* WORK INSTRUCTIONS
Copy out all lines that carry the word "subtitle".

[Begin]

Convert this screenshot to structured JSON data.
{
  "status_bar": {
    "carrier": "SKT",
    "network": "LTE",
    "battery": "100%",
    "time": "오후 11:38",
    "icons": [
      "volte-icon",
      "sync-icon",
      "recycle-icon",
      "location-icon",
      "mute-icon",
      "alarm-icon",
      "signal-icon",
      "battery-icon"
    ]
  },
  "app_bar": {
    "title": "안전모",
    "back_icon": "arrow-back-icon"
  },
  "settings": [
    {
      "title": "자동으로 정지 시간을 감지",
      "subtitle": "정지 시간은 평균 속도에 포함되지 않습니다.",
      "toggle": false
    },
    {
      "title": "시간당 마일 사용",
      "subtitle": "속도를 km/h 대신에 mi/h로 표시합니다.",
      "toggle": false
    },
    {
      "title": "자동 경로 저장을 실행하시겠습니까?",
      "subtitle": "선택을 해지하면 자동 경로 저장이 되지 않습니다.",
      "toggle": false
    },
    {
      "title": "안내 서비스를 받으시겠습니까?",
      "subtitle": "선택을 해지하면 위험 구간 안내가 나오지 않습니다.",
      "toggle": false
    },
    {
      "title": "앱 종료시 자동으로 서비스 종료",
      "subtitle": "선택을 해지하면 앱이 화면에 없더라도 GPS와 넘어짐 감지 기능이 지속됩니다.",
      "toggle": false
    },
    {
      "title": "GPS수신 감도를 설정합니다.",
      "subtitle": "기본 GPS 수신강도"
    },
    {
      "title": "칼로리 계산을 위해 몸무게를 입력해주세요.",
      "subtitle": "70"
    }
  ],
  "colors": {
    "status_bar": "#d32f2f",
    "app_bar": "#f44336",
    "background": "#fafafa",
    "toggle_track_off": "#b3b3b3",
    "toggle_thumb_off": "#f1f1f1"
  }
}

[End]

* FINISHED ANSWER
      "subtitle": "정지 시간은 평균 속도에 포함되지 않습니다.",
      "subtitle": "속도를 km/h 대신에 mi/h로 표시합니다.",
      "subtitle": "선택을 해지하면 자동 경로 저장이 되지 않습니다.",
      "subtitle": "선택을 해지하면 위험 구간 안내가 나오지 않습니다.",
      "subtitle": "선택을 해지하면 앱이 화면에 없더라도 GPS와 넘어짐 감지 기능이 지속됩니다.",
      "subtitle": "기본 GPS 수신강도"
      "subtitle": "70"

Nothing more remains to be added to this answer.